++++ Given records ++++

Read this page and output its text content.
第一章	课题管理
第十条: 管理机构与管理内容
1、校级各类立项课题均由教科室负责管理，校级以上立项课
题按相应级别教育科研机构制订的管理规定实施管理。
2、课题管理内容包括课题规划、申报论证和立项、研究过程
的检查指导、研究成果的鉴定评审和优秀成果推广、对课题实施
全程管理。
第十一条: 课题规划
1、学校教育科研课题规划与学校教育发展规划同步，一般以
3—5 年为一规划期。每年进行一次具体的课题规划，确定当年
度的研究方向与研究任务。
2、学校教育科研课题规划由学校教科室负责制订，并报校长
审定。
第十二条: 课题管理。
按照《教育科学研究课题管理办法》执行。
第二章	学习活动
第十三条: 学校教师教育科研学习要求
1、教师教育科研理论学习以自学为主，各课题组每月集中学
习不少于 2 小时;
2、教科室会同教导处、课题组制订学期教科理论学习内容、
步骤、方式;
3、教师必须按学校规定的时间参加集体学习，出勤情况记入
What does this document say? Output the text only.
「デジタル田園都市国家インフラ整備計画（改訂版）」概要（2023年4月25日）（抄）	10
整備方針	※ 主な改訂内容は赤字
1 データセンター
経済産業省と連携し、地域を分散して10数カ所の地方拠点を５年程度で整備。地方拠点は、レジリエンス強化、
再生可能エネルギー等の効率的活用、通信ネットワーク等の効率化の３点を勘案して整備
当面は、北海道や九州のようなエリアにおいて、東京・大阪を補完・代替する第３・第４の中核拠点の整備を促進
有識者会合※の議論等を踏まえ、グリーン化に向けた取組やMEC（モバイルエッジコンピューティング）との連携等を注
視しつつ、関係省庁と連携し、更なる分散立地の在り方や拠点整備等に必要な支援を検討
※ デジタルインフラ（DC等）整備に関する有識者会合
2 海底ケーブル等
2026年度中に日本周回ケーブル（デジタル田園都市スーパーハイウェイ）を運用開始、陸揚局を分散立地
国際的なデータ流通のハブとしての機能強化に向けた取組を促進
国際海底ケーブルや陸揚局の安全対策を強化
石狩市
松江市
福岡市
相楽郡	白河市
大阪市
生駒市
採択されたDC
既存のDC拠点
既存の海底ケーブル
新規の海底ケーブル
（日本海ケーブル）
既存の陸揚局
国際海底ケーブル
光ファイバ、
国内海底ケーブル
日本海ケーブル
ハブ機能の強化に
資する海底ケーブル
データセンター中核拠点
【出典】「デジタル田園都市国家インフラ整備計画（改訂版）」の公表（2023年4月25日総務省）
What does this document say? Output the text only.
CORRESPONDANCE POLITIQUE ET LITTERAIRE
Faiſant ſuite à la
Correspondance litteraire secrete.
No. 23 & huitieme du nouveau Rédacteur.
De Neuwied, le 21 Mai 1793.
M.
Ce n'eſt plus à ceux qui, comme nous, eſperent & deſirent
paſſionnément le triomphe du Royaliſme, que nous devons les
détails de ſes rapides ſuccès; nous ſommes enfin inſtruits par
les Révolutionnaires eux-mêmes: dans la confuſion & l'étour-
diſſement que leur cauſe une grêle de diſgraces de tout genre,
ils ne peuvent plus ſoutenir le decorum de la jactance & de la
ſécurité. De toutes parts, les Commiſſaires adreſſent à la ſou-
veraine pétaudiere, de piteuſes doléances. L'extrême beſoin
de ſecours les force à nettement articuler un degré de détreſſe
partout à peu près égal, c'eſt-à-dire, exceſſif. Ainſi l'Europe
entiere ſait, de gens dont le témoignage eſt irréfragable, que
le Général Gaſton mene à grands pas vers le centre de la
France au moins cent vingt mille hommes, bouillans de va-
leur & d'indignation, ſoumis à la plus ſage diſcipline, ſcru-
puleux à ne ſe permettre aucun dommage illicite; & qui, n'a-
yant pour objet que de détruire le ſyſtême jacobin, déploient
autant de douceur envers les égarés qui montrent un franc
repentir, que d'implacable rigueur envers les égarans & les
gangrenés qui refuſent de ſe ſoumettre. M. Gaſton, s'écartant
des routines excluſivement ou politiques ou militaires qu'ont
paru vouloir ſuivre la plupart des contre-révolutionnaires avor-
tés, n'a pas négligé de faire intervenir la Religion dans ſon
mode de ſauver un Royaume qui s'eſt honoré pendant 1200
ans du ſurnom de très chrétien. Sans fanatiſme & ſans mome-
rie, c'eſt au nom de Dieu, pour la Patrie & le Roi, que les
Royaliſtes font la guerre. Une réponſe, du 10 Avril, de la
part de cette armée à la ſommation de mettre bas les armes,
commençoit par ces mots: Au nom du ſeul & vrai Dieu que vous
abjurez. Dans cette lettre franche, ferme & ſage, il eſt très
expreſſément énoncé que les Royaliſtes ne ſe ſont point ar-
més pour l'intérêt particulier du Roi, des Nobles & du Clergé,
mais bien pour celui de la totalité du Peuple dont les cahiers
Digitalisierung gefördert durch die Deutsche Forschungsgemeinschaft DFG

++++

Which lines contain the word "envers"? Return each of them.

Solution for this problem:
autant de douceur envers les égarés qui montrent un franc
repentir, que d'implacable rigueur envers les égarans & les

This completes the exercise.